Saved entries
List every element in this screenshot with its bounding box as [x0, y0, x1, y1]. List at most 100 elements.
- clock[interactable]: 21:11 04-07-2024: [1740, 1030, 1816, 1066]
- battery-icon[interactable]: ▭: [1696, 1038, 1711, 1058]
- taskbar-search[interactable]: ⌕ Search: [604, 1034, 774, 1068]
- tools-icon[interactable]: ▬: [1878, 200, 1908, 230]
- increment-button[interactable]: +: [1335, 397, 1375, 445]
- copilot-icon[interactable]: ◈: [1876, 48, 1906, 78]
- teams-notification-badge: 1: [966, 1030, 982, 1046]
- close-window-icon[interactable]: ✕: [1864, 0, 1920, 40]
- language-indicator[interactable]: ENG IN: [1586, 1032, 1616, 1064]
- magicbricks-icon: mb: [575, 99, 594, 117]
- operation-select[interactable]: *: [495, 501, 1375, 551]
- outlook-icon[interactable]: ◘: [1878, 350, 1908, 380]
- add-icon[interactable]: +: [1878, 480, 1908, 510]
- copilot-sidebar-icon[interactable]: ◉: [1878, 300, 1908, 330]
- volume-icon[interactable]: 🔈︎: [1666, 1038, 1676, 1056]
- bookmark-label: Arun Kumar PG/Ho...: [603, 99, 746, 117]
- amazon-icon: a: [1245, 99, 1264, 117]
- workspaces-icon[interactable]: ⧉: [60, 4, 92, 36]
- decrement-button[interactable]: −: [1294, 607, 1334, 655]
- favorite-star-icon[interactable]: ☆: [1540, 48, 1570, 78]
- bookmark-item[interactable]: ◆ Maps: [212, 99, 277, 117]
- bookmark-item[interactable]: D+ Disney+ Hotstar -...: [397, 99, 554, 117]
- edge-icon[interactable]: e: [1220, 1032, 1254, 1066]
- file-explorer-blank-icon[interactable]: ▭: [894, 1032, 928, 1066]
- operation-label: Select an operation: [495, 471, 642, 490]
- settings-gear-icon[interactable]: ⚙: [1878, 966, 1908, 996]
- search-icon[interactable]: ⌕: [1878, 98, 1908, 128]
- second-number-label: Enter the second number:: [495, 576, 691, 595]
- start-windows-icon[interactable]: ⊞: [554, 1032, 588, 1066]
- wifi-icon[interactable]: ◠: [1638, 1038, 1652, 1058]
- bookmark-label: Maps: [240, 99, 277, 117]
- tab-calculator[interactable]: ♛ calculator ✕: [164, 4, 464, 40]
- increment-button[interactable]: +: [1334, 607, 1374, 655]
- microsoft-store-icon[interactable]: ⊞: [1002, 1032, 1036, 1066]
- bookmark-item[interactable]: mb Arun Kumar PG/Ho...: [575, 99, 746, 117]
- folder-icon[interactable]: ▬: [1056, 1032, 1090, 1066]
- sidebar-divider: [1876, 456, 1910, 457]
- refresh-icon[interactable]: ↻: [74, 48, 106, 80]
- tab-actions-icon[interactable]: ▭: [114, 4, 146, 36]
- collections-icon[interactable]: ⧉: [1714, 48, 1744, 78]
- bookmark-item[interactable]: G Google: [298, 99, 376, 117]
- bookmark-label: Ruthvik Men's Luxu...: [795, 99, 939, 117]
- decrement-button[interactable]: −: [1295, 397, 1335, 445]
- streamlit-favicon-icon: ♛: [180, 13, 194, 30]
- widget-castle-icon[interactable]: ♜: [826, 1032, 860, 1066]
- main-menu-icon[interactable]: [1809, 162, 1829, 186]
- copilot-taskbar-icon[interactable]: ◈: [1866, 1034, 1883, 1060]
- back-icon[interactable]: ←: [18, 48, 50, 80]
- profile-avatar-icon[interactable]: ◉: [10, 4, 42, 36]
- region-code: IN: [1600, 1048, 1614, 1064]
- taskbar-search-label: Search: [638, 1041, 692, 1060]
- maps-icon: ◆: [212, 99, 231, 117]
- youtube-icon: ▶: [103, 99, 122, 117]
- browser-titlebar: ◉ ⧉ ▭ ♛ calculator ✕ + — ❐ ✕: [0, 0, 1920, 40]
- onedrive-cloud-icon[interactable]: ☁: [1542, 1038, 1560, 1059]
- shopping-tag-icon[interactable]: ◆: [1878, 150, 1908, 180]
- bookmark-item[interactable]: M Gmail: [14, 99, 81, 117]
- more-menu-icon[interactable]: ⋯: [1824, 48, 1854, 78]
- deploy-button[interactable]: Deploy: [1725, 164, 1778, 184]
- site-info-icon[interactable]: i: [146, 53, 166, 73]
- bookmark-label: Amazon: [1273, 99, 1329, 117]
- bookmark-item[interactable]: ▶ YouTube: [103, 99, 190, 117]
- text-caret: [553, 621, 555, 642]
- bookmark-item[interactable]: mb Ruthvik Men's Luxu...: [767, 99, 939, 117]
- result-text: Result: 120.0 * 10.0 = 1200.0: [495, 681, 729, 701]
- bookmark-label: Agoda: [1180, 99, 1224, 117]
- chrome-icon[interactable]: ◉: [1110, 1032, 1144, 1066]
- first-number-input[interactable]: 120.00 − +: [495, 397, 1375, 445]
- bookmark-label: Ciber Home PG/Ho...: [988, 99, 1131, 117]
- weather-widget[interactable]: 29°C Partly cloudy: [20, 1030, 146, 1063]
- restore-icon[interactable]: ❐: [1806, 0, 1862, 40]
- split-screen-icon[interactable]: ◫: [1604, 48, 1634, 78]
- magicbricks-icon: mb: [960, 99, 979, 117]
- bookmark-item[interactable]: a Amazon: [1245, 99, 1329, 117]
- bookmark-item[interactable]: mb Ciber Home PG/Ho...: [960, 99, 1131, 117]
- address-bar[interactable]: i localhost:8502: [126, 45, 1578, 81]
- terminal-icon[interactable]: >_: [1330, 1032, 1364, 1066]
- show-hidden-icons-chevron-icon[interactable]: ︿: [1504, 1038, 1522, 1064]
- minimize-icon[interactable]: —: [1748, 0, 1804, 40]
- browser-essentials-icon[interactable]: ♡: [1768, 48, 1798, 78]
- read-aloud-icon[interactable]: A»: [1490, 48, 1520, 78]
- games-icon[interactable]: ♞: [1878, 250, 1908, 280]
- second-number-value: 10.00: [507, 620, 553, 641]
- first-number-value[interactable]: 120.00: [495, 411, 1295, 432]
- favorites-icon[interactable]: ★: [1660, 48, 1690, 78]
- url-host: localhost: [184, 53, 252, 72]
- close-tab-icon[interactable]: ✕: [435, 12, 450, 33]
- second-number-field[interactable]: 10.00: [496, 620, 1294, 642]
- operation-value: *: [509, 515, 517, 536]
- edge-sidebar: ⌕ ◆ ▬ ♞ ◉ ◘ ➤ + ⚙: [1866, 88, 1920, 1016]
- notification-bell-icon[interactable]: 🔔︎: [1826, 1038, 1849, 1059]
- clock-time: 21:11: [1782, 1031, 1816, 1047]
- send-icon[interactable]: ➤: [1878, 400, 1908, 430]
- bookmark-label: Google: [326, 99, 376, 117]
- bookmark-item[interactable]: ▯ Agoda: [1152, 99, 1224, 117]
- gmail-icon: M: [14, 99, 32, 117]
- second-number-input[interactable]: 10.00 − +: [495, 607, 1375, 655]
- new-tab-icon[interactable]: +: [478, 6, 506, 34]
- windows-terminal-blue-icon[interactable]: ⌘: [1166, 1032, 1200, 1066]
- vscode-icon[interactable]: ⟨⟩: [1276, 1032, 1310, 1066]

## Given instruction:
Rewrite all of the lines above, replacing each "interactable" with "clickable" and keeping everything else the same.

## Final result:
List every element in this screenshot with its bounding box as [x0, y0, x1, y1]. List at most 100 elements.
- clock[clickable]: 21:11 04-07-2024: [1740, 1030, 1816, 1066]
- battery-icon[clickable]: ▭: [1696, 1038, 1711, 1058]
- taskbar-search[clickable]: ⌕ Search: [604, 1034, 774, 1068]
- tools-icon[clickable]: ▬: [1878, 200, 1908, 230]
- increment-button[clickable]: +: [1335, 397, 1375, 445]
- copilot-icon[clickable]: ◈: [1876, 48, 1906, 78]
- teams-notification-badge: 1: [966, 1030, 982, 1046]
- close-window-icon[clickable]: ✕: [1864, 0, 1920, 40]
- language-indicator[clickable]: ENG IN: [1586, 1032, 1616, 1064]
- magicbricks-icon: mb: [575, 99, 594, 117]
- operation-select[clickable]: *: [495, 501, 1375, 551]
- outlook-icon[clickable]: ◘: [1878, 350, 1908, 380]
- add-icon[clickable]: +: [1878, 480, 1908, 510]
- copilot-sidebar-icon[clickable]: ◉: [1878, 300, 1908, 330]
- volume-icon[clickable]: 🔈︎: [1666, 1038, 1676, 1056]
- bookmark-label: Arun Kumar PG/Ho...: [603, 99, 746, 117]
- amazon-icon: a: [1245, 99, 1264, 117]
- workspaces-icon[clickable]: ⧉: [60, 4, 92, 36]
- decrement-button[clickable]: −: [1294, 607, 1334, 655]
- favorite-star-icon[clickable]: ☆: [1540, 48, 1570, 78]
- bookmark-item[clickable]: ◆ Maps: [212, 99, 277, 117]
- bookmark-item[clickable]: D+ Disney+ Hotstar -...: [397, 99, 554, 117]
- edge-icon[clickable]: e: [1220, 1032, 1254, 1066]
- file-explorer-blank-icon[clickable]: ▭: [894, 1032, 928, 1066]
- operation-label: Select an operation: [495, 471, 642, 490]
- settings-gear-icon[clickable]: ⚙: [1878, 966, 1908, 996]
- search-icon[clickable]: ⌕: [1878, 98, 1908, 128]
- second-number-label: Enter the second number:: [495, 576, 691, 595]
- start-windows-icon[clickable]: ⊞: [554, 1032, 588, 1066]
- wifi-icon[clickable]: ◠: [1638, 1038, 1652, 1058]
- bookmark-label: Maps: [240, 99, 277, 117]
- tab-calculator[clickable]: ♛ calculator ✕: [164, 4, 464, 40]
- increment-button[clickable]: +: [1334, 607, 1374, 655]
- microsoft-store-icon[clickable]: ⊞: [1002, 1032, 1036, 1066]
- bookmark-item[clickable]: mb Arun Kumar PG/Ho...: [575, 99, 746, 117]
- folder-icon[clickable]: ▬: [1056, 1032, 1090, 1066]
- sidebar-divider: [1876, 456, 1910, 457]
- refresh-icon[clickable]: ↻: [74, 48, 106, 80]
- tab-actions-icon[clickable]: ▭: [114, 4, 146, 36]
- collections-icon[clickable]: ⧉: [1714, 48, 1744, 78]
- bookmark-item[clickable]: G Google: [298, 99, 376, 117]
- bookmark-label: Ruthvik Men's Luxu...: [795, 99, 939, 117]
- decrement-button[clickable]: −: [1295, 397, 1335, 445]
- streamlit-favicon-icon: ♛: [180, 13, 194, 30]
- widget-castle-icon[clickable]: ♜: [826, 1032, 860, 1066]
- main-menu-icon[clickable]: [1809, 162, 1829, 186]
- copilot-taskbar-icon[clickable]: ◈: [1866, 1034, 1883, 1060]
- back-icon[clickable]: ←: [18, 48, 50, 80]
- profile-avatar-icon[clickable]: ◉: [10, 4, 42, 36]
- region-code: IN: [1600, 1048, 1614, 1064]
- taskbar-search-label: Search: [638, 1041, 692, 1060]
- maps-icon: ◆: [212, 99, 231, 117]
- youtube-icon: ▶: [103, 99, 122, 117]
- browser-titlebar: ◉ ⧉ ▭ ♛ calculator ✕ + — ❐ ✕: [0, 0, 1920, 40]
- onedrive-cloud-icon[clickable]: ☁: [1542, 1038, 1560, 1059]
- shopping-tag-icon[clickable]: ◆: [1878, 150, 1908, 180]
- bookmark-item[clickable]: M Gmail: [14, 99, 81, 117]
- more-menu-icon[clickable]: ⋯: [1824, 48, 1854, 78]
- deploy-button[clickable]: Deploy: [1725, 164, 1778, 184]
- site-info-icon[clickable]: i: [146, 53, 166, 73]
- bookmark-label: Amazon: [1273, 99, 1329, 117]
- bookmark-item[clickable]: ▶ YouTube: [103, 99, 190, 117]
- text-caret: [553, 621, 555, 642]
- bookmark-item[clickable]: mb Ruthvik Men's Luxu...: [767, 99, 939, 117]
- result-text: Result: 120.0 * 10.0 = 1200.0: [495, 681, 729, 701]
- bookmark-label: Agoda: [1180, 99, 1224, 117]
- chrome-icon[clickable]: ◉: [1110, 1032, 1144, 1066]
- first-number-input[clickable]: 120.00 − +: [495, 397, 1375, 445]
- bookmark-label: Ciber Home PG/Ho...: [988, 99, 1131, 117]
- weather-widget[clickable]: 29°C Partly cloudy: [20, 1030, 146, 1063]
- restore-icon[clickable]: ❐: [1806, 0, 1862, 40]
- split-screen-icon[clickable]: ◫: [1604, 48, 1634, 78]
- magicbricks-icon: mb: [960, 99, 979, 117]
- bookmark-item[clickable]: a Amazon: [1245, 99, 1329, 117]
- bookmark-item[clickable]: mb Ciber Home PG/Ho...: [960, 99, 1131, 117]
- address-bar[clickable]: i localhost:8502: [126, 45, 1578, 81]
- terminal-icon[clickable]: >_: [1330, 1032, 1364, 1066]
- show-hidden-icons-chevron-icon[clickable]: ︿: [1504, 1038, 1522, 1064]
- minimize-icon[clickable]: —: [1748, 0, 1804, 40]
- browser-essentials-icon[clickable]: ♡: [1768, 48, 1798, 78]
- read-aloud-icon[clickable]: A»: [1490, 48, 1520, 78]
- games-icon[clickable]: ♞: [1878, 250, 1908, 280]
- second-number-value: 10.00: [507, 620, 553, 641]
- first-number-value[clickable]: 120.00: [495, 411, 1295, 432]
- favorites-icon[clickable]: ★: [1660, 48, 1690, 78]
- url-host: localhost: [184, 53, 252, 72]
- close-tab-icon[clickable]: ✕: [435, 12, 450, 33]
- second-number-field[clickable]: 10.00: [496, 620, 1294, 642]
- operation-value: *: [509, 515, 517, 536]
- edge-sidebar: ⌕ ◆ ▬ ♞ ◉ ◘ ➤ + ⚙: [1866, 88, 1920, 1016]
- notification-bell-icon[clickable]: 🔔︎: [1826, 1038, 1849, 1059]
- clock-time: 21:11: [1782, 1031, 1816, 1047]
- send-icon[clickable]: ➤: [1878, 400, 1908, 430]
- bookmark-label: Google: [326, 99, 376, 117]
- bookmark-item[clickable]: ▯ Agoda: [1152, 99, 1224, 117]
- gmail-icon: M: [14, 99, 32, 117]
- second-number-input[clickable]: 10.00 − +: [495, 607, 1375, 655]
- new-tab-icon[clickable]: +: [478, 6, 506, 34]
- windows-terminal-blue-icon[clickable]: ⌘: [1166, 1032, 1200, 1066]
- vscode-icon[clickable]: ⟨⟩: [1276, 1032, 1310, 1066]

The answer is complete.